- Stored records -
----------

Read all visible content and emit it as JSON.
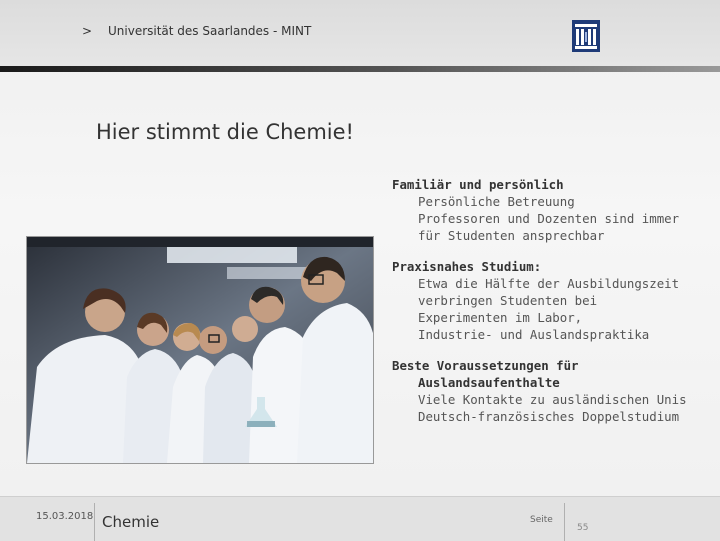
{
  "header": {
    "chevron": ">",
    "title": "Universität des Saarlandes - MINT"
  },
  "slide": {
    "title": "Hier stimmt die Chemie!",
    "blocks": [
      {
        "title": "Familiär und persönlich",
        "lines": [
          "Persönliche Betreuung",
          "Professoren und Dozenten sind immer",
          "für Studenten ansprechbar"
        ]
      },
      {
        "title": "Praxisnahes Studium:",
        "lines": [
          "Etwa die Hälfte der Ausbildungszeit",
          "verbringen Studenten bei",
          "Experimenten im Labor,",
          "Industrie- und Auslandspraktika"
        ]
      },
      {
        "title": "Beste Voraussetzungen für",
        "title2": "Auslandsaufenthalte",
        "lines": [
          "Viele Kontakte zu ausländischen Unis",
          "Deutsch-französisches Doppelstudium"
        ]
      }
    ]
  },
  "footer": {
    "date": "15.03.2018",
    "topic": "Chemie",
    "page_label": "Seite",
    "page_number": "55"
  }
}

----------

- PROBLEM DESCRIPTION -
Print the complete listing exactly as it stands, without its pictures.

- FINISHED ANSWER -
Read all visible content and emit it as JSON.
{
  "header": {
    "chevron": ">",
    "title": "Universität des Saarlandes - MINT"
  },
  "slide": {
    "title": "Hier stimmt die Chemie!",
    "blocks": [
      {
        "title": "Familiär und persönlich",
        "lines": [
          "Persönliche Betreuung",
          "Professoren und Dozenten sind immer",
          "für Studenten ansprechbar"
        ]
      },
      {
        "title": "Praxisnahes Studium:",
        "lines": [
          "Etwa die Hälfte der Ausbildungszeit",
          "verbringen Studenten bei",
          "Experimenten im Labor,",
          "Industrie- und Auslandspraktika"
        ]
      },
      {
        "title": "Beste Voraussetzungen für",
        "title2": "Auslandsaufenthalte",
        "lines": [
          "Viele Kontakte zu ausländischen Unis",
          "Deutsch-französisches Doppelstudium"
        ]
      }
    ]
  },
  "footer": {
    "date": "15.03.2018",
    "topic": "Chemie",
    "page_label": "Seite",
    "page_number": "55"
  }
}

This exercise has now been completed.